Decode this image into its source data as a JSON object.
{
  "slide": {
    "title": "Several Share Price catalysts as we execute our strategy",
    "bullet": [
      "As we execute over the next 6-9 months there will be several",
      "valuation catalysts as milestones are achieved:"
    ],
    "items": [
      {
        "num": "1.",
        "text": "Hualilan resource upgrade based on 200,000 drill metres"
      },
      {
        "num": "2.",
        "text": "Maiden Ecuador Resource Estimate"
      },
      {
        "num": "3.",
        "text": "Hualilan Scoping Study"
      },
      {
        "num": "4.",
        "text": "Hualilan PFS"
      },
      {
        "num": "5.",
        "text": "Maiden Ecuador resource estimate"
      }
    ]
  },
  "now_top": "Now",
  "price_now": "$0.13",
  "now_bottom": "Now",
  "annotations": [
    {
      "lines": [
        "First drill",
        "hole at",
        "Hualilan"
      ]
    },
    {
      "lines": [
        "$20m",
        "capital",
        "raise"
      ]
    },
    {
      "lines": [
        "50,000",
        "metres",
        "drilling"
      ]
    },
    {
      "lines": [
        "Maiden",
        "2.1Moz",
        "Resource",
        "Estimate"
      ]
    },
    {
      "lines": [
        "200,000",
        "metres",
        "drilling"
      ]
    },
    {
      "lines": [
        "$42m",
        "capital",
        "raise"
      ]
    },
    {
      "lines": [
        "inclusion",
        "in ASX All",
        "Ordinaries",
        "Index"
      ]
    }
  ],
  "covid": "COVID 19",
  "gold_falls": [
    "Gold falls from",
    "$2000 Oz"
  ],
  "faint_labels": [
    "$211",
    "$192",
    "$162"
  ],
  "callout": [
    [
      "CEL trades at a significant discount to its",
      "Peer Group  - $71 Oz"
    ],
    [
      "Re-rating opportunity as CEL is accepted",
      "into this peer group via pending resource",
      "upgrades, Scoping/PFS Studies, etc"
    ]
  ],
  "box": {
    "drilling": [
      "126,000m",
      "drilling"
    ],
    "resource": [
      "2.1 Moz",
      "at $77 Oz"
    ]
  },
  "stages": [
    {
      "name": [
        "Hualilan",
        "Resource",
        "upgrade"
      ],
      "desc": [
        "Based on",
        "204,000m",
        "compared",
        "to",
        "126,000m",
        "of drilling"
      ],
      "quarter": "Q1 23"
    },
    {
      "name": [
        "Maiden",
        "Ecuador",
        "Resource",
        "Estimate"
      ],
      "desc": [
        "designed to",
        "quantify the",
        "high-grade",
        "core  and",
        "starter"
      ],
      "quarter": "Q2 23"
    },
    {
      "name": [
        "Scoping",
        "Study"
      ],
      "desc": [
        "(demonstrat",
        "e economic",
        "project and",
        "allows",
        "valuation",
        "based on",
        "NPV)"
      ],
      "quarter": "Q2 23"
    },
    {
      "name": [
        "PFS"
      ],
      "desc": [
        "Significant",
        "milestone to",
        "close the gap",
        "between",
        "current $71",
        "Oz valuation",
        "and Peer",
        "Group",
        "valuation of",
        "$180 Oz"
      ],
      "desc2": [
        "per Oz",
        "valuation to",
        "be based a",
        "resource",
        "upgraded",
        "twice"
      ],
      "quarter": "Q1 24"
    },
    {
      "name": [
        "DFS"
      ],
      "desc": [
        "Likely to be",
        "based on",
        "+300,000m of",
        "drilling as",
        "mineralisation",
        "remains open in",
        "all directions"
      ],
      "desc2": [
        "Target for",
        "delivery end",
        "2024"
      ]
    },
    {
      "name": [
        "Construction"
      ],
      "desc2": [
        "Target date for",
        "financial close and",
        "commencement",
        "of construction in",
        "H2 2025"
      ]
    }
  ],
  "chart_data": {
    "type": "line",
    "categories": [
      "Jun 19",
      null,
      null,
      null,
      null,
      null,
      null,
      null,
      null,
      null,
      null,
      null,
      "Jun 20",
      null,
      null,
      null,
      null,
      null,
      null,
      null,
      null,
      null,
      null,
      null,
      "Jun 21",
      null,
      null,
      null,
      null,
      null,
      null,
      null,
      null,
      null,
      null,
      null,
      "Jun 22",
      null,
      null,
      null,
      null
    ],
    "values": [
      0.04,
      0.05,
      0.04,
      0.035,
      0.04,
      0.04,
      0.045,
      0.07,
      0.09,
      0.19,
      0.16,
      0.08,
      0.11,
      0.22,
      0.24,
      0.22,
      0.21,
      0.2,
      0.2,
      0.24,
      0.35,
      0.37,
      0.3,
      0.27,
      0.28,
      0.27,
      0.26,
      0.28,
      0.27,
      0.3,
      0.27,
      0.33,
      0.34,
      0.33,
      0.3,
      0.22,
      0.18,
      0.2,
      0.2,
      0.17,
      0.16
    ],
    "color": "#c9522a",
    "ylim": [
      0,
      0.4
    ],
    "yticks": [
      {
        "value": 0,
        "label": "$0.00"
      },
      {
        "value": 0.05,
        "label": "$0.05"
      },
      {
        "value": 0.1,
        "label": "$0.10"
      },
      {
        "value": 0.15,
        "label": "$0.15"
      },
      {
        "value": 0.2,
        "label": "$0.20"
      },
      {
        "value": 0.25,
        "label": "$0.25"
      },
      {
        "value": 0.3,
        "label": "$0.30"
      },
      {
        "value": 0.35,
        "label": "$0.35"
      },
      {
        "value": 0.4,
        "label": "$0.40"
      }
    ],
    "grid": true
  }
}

◆ **What needs to be done**
Please restate the whole listing word for word.

◆ **Right answer**
Decode this image into its source data as a JSON object.
{
  "slide": {
    "title": "Several Share Price catalysts as we execute our strategy",
    "bullet": [
      "As we execute over the next 6-9 months there will be several",
      "valuation catalysts as milestones are achieved:"
    ],
    "items": [
      {
        "num": "1.",
        "text": "Hualilan resource upgrade based on 200,000 drill metres"
      },
      {
        "num": "2.",
        "text": "Maiden Ecuador Resource Estimate"
      },
      {
        "num": "3.",
        "text": "Hualilan Scoping Study"
      },
      {
        "num": "4.",
        "text": "Hualilan PFS"
      },
      {
        "num": "5.",
        "text": "Maiden Ecuador resource estimate"
      }
    ]
  },
  "now_top": "Now",
  "price_now": "$0.13",
  "now_bottom": "Now",
  "annotations": [
    {
      "lines": [
        "First drill",
        "hole at",
        "Hualilan"
      ]
    },
    {
      "lines": [
        "$20m",
        "capital",
        "raise"
      ]
    },
    {
      "lines": [
        "50,000",
        "metres",
        "drilling"
      ]
    },
    {
      "lines": [
        "Maiden",
        "2.1Moz",
        "Resource",
        "Estimate"
      ]
    },
    {
      "lines": [
        "200,000",
        "metres",
        "drilling"
      ]
    },
    {
      "lines": [
        "$42m",
        "capital",
        "raise"
      ]
    },
    {
      "lines": [
        "inclusion",
        "in ASX All",
        "Ordinaries",
        "Index"
      ]
    }
  ],
  "covid": "COVID 19",
  "gold_falls": [
    "Gold falls from",
    "$2000 Oz"
  ],
  "faint_labels": [
    "$211",
    "$192",
    "$162"
  ],
  "callout": [
    [
      "CEL trades at a significant discount to its",
      "Peer Group  - $71 Oz"
    ],
    [
      "Re-rating opportunity as CEL is accepted",
      "into this peer group via pending resource",
      "upgrades, Scoping/PFS Studies, etc"
    ]
  ],
  "box": {
    "drilling": [
      "126,000m",
      "drilling"
    ],
    "resource": [
      "2.1 Moz",
      "at $77 Oz"
    ]
  },
  "stages": [
    {
      "name": [
        "Hualilan",
        "Resource",
        "upgrade"
      ],
      "desc": [
        "Based on",
        "204,000m",
        "compared",
        "to",
        "126,000m",
        "of drilling"
      ],
      "quarter": "Q1 23"
    },
    {
      "name": [
        "Maiden",
        "Ecuador",
        "Resource",
        "Estimate"
      ],
      "desc": [
        "designed to",
        "quantify the",
        "high-grade",
        "core  and",
        "starter"
      ],
      "quarter": "Q2 23"
    },
    {
      "name": [
        "Scoping",
        "Study"
      ],
      "desc": [
        "(demonstrat",
        "e economic",
        "project and",
        "allows",
        "valuation",
        "based on",
        "NPV)"
      ],
      "quarter": "Q2 23"
    },
    {
      "name": [
        "PFS"
      ],
      "desc": [
        "Significant",
        "milestone to",
        "close the gap",
        "between",
        "current $71",
        "Oz valuation",
        "and Peer",
        "Group",
        "valuation of",
        "$180 Oz"
      ],
      "desc2": [
        "per Oz",
        "valuation to",
        "be based a",
        "resource",
        "upgraded",
        "twice"
      ],
      "quarter": "Q1 24"
    },
    {
      "name": [
        "DFS"
      ],
      "desc": [
        "Likely to be",
        "based on",
        "+300,000m of",
        "drilling as",
        "mineralisation",
        "remains open in",
        "all directions"
      ],
      "desc2": [
        "Target for",
        "delivery end",
        "2024"
      ]
    },
    {
      "name": [
        "Construction"
      ],
      "desc2": [
        "Target date for",
        "financial close and",
        "commencement",
        "of construction in",
        "H2 2025"
      ]
    }
  ],
  "chart_data": {
    "type": "line",
    "categories": [
      "Jun 19",
      null,
      null,
      null,
      null,
      null,
      null,
      null,
      null,
      null,
      null,
      null,
      "Jun 20",
      null,
      null,
      null,
      null,
      null,
      null,
      null,
      null,
      null,
      null,
      null,
      "Jun 21",
      null,
      null,
      null,
      null,
      null,
      null,
      null,
      null,
      null,
      null,
      null,
      "Jun 22",
      null,
      null,
      null,
      null
    ],
    "values": [
      0.04,
      0.05,
      0.04,
      0.035,
      0.04,
      0.04,
      0.045,
      0.07,
      0.09,
      0.19,
      0.16,
      0.08,
      0.11,
      0.22,
      0.24,
      0.22,
      0.21,
      0.2,
      0.2,
      0.24,
      0.35,
      0.37,
      0.3,
      0.27,
      0.28,
      0.27,
      0.26,
      0.28,
      0.27,
      0.3,
      0.27,
      0.33,
      0.34,
      0.33,
      0.3,
      0.22,
      0.18,
      0.2,
      0.2,
      0.17,
      0.16
    ],
    "color": "#c9522a",
    "ylim": [
      0,
      0.4
    ],
    "yticks": [
      {
        "value": 0,
        "label": "$0.00"
      },
      {
        "value": 0.05,
        "label": "$0.05"
      },
      {
        "value": 0.1,
        "label": "$0.10"
      },
      {
        "value": 0.15,
        "label": "$0.15"
      },
      {
        "value": 0.2,
        "label": "$0.20"
      },
      {
        "value": 0.25,
        "label": "$0.25"
      },
      {
        "value": 0.3,
        "label": "$0.30"
      },
      {
        "value": 0.35,
        "label": "$0.35"
      },
      {
        "value": 0.4,
        "label": "$0.40"
      }
    ],
    "grid": true
  }
}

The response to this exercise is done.